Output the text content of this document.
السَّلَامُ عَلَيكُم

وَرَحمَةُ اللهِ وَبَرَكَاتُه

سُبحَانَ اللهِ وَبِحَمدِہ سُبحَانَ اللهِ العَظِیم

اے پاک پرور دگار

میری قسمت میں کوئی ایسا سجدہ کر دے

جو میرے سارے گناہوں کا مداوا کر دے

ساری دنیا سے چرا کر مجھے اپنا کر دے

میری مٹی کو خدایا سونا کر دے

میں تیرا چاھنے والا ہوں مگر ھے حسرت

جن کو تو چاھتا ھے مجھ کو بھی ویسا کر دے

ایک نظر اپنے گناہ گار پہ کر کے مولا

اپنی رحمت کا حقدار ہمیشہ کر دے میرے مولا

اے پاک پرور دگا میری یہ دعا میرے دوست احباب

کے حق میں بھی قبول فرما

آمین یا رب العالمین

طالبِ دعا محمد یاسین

**Goal of the exercise**
All of the lines above must be returned exactly.

**Exercise solution**
Output the text content of this document.
السَّلَامُ عَلَيكُم

وَرَحمَةُ اللهِ وَبَرَكَاتُه

سُبحَانَ اللهِ وَبِحَمدِہ سُبحَانَ اللهِ العَظِیم

اے پاک پرور دگار

میری قسمت میں کوئی ایسا سجدہ کر دے

جو میرے سارے گناہوں کا مداوا کر دے

ساری دنیا سے چرا کر مجھے اپنا کر دے

میری مٹی کو خدایا سونا کر دے

میں تیرا چاھنے والا ہوں مگر ھے حسرت

جن کو تو چاھتا ھے مجھ کو بھی ویسا کر دے

ایک نظر اپنے گناہ گار پہ کر کے مولا

اپنی رحمت کا حقدار ہمیشہ کر دے میرے مولا

اے پاک پرور دگا میری یہ دعا میرے دوست احباب

کے حق میں بھی قبول فرما

آمین یا رب العالمین

طالبِ دعا محمد یاسین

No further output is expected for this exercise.